WHAT IS REQUIRED —
Looking through the listing, how many of its lines hold the word "HOHAI"? Answer with only the number.

THE RECORDS —
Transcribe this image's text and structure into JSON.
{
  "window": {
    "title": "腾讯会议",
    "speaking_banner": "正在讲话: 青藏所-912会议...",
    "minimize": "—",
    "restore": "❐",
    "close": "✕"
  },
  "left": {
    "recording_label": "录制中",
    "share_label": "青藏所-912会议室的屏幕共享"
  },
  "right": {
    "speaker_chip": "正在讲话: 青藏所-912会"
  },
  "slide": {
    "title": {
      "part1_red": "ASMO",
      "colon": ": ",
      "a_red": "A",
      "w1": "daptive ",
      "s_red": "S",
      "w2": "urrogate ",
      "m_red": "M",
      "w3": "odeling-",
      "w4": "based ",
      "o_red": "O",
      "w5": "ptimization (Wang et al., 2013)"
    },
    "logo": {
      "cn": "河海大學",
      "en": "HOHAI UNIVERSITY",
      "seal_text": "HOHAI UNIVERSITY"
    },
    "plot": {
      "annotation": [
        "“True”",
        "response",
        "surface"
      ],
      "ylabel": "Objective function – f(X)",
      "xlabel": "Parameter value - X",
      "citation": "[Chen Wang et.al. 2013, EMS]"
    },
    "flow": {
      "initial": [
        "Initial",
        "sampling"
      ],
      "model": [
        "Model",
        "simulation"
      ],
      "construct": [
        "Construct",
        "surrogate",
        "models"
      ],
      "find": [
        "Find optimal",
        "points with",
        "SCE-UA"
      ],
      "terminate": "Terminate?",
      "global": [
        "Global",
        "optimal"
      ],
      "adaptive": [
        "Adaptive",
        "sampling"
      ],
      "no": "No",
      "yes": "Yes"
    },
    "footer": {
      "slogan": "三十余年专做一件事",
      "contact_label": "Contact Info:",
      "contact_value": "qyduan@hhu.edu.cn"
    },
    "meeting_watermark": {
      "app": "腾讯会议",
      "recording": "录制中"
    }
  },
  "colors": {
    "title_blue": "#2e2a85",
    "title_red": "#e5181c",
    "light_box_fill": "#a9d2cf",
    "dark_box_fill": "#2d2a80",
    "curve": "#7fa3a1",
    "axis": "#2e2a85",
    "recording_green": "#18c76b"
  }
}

--

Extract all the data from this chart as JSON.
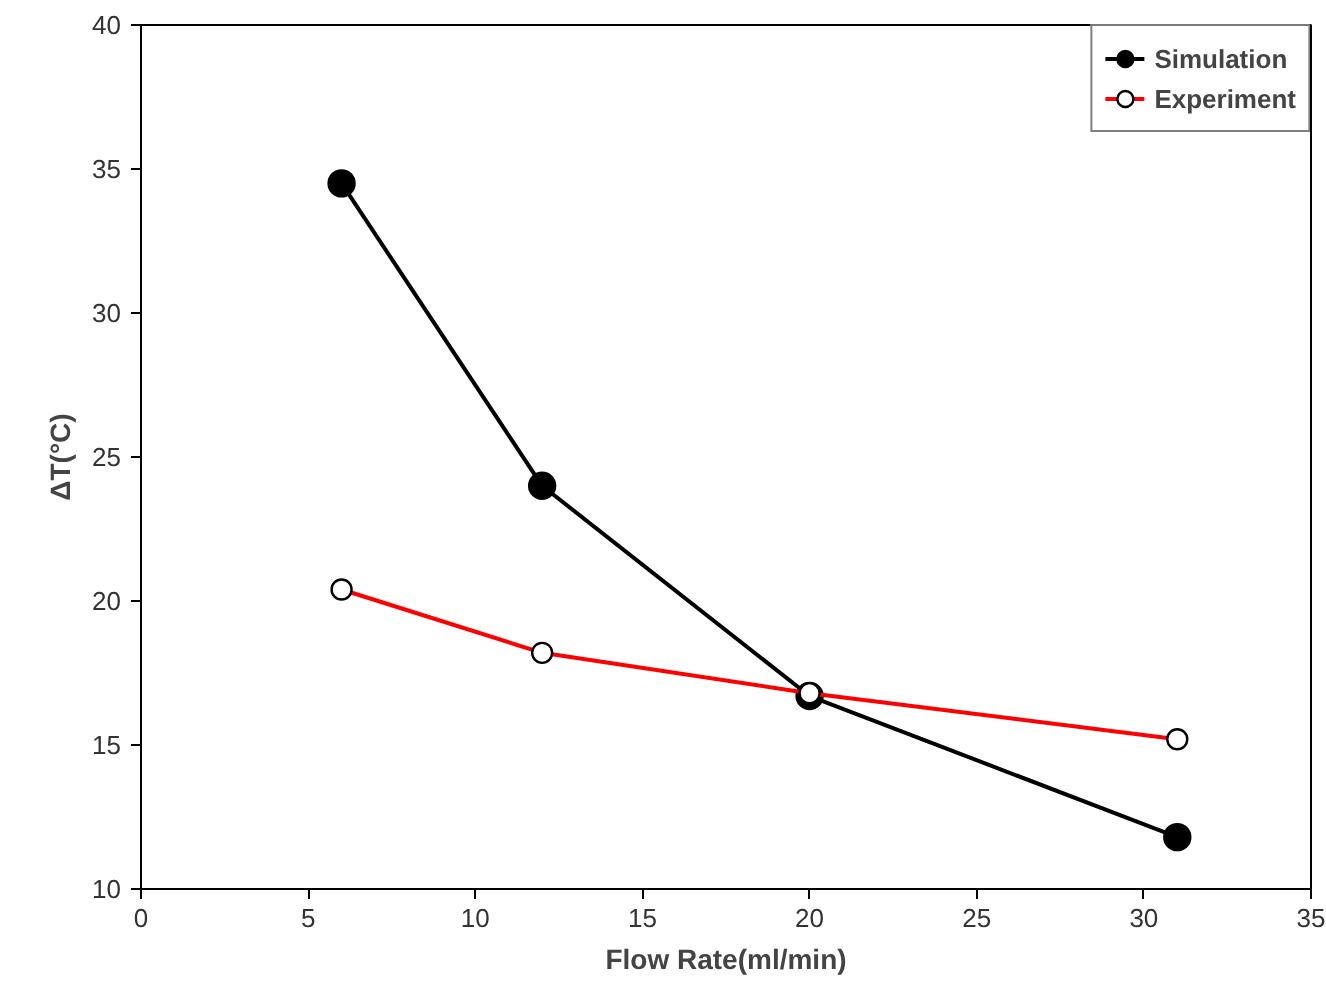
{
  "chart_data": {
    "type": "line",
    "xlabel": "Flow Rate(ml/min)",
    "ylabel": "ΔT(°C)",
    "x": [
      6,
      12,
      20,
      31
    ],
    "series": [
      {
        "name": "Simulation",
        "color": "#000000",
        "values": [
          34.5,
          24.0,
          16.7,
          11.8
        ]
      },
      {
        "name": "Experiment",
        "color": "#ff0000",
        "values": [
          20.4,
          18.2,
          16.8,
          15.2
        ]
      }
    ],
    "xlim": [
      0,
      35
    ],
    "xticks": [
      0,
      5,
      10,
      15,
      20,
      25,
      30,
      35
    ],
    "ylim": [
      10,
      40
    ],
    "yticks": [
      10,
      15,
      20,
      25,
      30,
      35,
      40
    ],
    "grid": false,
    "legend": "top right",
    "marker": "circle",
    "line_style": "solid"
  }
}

SOLUTION TO THIS PROBLEM —
2